→ **WHAT IS REQUIRED**
Copy each line holding the string "期望发布时间".

[start of RECORDED DATA]

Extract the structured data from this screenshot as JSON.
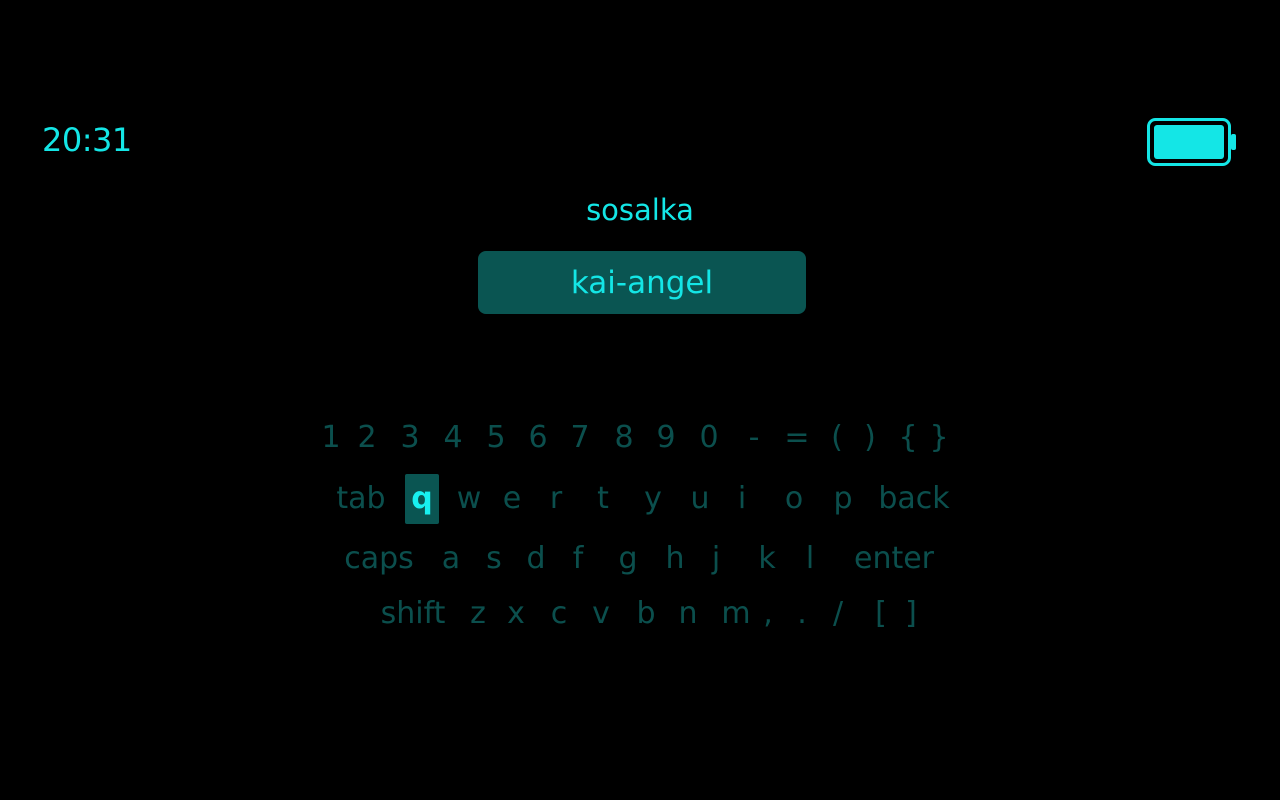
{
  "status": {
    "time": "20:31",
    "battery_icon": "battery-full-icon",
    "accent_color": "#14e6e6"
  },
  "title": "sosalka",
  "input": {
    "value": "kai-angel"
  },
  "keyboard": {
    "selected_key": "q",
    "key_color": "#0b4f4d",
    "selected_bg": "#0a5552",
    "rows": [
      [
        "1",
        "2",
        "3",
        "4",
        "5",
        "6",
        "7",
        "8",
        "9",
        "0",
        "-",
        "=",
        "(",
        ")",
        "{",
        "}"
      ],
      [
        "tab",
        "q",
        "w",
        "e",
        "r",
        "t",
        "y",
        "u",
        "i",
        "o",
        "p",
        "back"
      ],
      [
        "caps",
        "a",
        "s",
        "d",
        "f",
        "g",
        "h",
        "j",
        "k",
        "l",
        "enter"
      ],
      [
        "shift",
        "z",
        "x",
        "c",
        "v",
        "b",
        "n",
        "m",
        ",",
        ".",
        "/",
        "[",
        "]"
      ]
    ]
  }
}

[end of RECORDED DATA]
[start of RECORDED DATA]

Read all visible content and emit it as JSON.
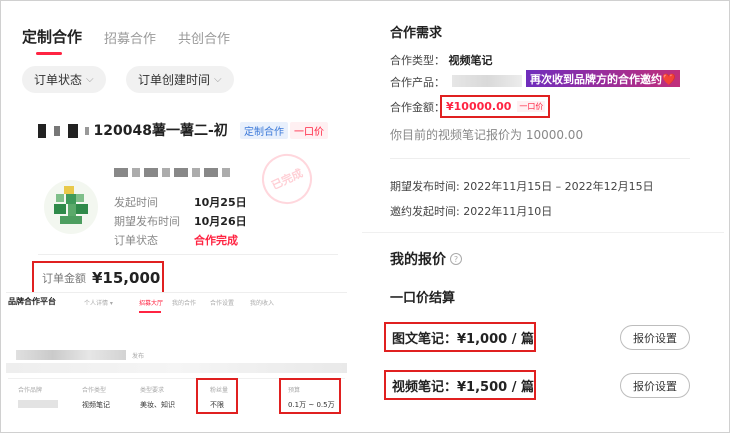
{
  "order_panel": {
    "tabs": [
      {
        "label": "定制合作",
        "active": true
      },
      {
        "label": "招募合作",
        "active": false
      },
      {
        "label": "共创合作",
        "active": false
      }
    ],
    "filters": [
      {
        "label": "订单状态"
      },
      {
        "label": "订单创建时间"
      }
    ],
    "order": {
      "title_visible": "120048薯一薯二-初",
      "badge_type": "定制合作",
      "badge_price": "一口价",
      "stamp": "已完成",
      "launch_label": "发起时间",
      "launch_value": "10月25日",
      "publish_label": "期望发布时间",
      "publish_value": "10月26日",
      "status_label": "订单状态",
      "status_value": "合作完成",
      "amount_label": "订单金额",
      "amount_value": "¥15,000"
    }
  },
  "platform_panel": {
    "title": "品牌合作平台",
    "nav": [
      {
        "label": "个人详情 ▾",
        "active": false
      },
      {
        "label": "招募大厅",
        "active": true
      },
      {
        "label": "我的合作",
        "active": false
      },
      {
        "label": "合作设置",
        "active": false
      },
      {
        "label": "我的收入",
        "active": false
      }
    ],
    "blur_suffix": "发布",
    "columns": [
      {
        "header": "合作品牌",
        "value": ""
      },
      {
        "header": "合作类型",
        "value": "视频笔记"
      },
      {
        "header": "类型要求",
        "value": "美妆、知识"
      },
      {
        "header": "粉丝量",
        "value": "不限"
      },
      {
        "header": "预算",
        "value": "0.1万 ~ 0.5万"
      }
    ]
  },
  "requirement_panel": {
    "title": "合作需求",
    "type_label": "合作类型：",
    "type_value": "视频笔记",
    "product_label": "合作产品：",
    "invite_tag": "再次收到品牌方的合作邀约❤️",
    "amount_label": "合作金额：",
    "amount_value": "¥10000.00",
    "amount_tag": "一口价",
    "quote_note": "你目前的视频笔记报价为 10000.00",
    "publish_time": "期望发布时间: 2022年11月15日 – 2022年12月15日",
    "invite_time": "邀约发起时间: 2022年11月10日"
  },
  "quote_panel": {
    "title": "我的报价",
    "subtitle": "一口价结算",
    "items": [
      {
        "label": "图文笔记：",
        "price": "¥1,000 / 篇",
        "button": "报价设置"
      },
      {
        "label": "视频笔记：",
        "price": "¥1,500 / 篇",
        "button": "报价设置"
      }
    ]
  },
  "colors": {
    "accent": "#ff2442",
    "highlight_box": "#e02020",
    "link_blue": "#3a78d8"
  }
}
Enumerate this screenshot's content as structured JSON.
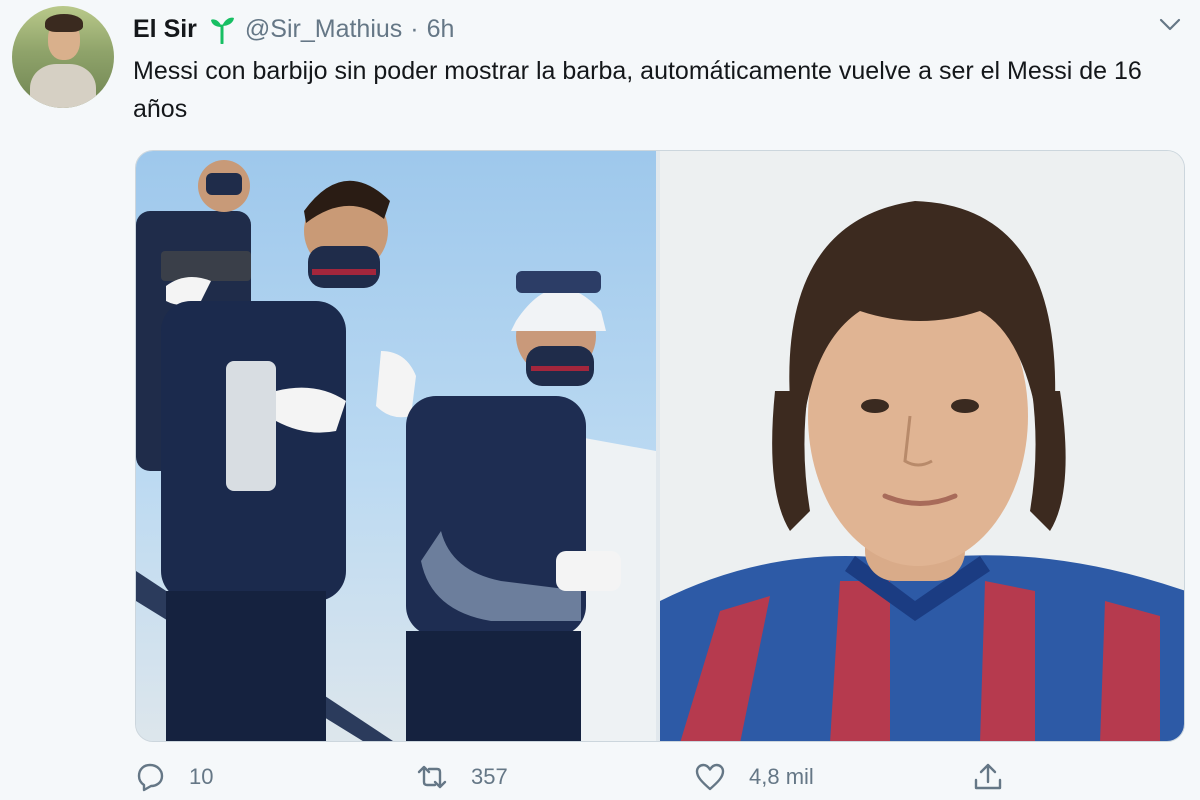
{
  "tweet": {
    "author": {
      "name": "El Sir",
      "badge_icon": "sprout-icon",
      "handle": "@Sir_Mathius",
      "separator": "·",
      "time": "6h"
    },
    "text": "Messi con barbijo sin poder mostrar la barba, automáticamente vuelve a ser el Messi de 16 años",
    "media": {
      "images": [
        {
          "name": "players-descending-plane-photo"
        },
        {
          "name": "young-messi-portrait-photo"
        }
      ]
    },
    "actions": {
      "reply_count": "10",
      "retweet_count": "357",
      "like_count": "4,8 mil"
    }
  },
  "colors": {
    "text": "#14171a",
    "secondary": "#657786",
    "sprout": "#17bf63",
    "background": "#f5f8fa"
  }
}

[end of RECORDED DATA]

→ **ANSWER FOR THIS EXERCISE**
      "publish_label": "期望发布时间",
    "publish_time": "期望发布时间: 2022年11月15日 – 2022年12月15日",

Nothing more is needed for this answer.